Locate each line of the material that contains "this", then return it.

## Dataset entries:
☆ ☆ ☆

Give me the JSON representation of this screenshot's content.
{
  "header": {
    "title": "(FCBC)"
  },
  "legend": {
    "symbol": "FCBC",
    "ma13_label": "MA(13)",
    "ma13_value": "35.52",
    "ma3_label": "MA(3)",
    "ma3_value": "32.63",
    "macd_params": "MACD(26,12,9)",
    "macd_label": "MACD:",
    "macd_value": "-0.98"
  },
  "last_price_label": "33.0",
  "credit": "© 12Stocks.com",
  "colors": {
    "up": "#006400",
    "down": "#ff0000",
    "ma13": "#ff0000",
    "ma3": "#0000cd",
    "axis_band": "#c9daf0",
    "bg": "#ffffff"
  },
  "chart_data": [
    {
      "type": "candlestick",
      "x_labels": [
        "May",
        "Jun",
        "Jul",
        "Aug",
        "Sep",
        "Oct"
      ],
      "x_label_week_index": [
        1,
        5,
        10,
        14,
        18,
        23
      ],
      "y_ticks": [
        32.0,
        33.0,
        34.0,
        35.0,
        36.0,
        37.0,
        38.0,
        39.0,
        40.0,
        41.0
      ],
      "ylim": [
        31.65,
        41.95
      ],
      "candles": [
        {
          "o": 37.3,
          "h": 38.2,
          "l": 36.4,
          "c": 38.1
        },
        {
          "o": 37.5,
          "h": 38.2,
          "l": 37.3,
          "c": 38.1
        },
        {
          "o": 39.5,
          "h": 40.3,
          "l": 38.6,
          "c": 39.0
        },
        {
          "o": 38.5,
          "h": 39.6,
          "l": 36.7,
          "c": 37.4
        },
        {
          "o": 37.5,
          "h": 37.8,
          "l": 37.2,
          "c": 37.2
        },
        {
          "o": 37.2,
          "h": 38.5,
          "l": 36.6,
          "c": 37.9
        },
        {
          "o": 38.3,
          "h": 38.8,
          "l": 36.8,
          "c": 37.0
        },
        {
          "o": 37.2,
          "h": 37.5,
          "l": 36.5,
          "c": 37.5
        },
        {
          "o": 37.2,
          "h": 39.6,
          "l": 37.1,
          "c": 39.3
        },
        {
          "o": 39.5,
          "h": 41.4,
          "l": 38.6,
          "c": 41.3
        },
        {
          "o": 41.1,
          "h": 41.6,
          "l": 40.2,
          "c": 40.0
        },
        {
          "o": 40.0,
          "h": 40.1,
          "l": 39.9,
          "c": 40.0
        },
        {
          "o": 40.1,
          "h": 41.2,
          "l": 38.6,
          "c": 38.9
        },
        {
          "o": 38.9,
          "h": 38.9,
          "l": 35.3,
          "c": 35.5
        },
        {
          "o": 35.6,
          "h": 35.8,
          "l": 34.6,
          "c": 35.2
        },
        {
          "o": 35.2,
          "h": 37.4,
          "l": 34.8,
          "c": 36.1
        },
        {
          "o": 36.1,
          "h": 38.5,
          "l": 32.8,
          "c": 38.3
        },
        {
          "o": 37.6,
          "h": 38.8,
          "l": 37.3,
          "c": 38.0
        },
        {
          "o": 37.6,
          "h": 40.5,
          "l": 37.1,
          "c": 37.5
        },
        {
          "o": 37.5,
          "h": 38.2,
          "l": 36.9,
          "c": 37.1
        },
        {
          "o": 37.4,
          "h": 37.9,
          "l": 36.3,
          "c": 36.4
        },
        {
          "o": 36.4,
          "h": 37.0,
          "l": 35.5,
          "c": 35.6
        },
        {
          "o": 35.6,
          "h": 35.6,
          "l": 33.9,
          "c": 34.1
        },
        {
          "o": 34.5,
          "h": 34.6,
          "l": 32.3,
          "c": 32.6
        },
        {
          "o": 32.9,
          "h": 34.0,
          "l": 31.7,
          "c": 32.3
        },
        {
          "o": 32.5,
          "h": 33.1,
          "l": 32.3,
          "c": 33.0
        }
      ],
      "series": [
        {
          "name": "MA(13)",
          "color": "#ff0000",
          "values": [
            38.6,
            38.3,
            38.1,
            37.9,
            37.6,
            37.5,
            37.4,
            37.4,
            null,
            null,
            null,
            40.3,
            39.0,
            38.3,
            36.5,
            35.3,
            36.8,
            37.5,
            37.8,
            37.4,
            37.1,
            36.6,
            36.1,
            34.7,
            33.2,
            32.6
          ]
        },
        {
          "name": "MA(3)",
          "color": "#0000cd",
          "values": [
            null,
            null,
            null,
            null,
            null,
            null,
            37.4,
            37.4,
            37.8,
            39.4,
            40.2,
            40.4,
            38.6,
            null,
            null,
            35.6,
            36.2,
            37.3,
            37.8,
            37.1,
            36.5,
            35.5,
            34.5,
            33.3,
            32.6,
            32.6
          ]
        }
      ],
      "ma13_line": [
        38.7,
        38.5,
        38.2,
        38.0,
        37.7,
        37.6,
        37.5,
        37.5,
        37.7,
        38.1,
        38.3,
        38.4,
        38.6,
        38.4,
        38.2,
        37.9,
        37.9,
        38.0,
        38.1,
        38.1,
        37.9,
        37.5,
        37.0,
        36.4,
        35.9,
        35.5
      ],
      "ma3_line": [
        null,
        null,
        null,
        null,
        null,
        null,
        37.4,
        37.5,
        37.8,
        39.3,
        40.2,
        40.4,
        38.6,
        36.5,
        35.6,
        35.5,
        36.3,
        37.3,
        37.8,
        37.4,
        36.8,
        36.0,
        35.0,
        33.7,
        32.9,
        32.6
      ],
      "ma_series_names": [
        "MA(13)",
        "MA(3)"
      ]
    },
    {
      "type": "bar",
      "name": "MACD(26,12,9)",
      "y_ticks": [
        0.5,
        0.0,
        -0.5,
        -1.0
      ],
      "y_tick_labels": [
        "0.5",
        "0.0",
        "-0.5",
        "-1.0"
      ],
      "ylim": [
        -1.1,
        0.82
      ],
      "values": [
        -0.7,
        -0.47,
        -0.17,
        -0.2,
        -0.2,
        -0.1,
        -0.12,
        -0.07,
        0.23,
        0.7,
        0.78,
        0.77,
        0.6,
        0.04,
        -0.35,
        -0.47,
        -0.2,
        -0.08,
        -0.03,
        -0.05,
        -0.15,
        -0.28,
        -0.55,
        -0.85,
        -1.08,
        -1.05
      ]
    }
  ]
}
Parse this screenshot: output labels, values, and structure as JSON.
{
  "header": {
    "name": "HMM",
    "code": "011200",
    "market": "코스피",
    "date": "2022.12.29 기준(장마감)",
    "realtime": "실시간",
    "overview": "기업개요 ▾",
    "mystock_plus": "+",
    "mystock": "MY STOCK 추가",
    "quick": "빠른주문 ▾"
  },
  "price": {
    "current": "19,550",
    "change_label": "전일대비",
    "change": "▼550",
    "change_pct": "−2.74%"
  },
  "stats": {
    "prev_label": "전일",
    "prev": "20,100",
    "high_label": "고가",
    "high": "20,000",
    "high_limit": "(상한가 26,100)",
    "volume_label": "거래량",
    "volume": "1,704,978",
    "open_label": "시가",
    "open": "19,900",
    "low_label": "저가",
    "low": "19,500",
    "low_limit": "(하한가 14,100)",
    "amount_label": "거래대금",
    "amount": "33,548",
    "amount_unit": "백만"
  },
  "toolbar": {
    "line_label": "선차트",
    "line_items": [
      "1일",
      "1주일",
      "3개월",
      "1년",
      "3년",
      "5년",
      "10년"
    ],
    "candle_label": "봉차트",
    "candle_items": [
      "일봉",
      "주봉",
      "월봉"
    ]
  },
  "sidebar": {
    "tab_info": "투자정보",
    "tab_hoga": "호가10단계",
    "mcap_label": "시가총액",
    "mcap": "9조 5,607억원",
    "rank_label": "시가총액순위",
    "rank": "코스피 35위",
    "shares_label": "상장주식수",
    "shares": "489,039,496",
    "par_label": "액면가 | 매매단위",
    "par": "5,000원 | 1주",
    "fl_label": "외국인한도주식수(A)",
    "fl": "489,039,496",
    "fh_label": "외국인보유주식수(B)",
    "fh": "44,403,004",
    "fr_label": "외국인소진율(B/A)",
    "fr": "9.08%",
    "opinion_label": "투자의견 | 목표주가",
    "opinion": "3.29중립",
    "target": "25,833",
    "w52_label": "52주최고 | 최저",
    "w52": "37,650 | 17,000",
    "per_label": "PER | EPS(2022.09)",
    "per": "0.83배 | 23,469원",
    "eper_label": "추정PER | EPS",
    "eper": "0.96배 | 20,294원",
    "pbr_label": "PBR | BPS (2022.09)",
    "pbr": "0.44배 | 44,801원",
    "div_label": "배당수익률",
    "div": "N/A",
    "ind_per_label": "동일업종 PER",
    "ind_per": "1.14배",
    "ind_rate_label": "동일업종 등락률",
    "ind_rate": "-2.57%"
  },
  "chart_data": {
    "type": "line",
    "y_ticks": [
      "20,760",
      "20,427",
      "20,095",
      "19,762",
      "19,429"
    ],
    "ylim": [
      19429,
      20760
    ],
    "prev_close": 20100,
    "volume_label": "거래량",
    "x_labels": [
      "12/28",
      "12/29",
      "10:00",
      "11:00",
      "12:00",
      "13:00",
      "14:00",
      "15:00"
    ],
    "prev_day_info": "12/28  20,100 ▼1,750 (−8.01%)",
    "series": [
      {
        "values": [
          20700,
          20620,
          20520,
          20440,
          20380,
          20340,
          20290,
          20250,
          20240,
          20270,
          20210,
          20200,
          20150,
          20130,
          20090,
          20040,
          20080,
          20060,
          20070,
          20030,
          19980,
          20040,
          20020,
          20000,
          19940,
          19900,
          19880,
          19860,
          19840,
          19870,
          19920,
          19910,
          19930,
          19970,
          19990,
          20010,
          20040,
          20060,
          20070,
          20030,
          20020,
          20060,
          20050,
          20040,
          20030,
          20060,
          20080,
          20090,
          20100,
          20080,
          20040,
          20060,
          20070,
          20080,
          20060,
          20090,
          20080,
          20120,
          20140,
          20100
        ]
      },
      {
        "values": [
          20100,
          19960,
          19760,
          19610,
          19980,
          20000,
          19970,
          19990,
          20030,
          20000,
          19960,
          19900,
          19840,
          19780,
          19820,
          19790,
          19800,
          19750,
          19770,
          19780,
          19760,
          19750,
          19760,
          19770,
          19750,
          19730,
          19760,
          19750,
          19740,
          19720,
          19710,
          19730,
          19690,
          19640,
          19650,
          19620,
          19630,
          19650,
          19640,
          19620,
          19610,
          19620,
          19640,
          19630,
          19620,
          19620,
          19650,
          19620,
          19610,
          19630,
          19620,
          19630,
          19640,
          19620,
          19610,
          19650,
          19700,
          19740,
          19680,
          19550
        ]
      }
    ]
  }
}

☆ ☆ ☆

## Exercise solution:
Give me the JSON representation of this screenshot's content.
Parse this screenshot: output labels, values, and structure as JSON.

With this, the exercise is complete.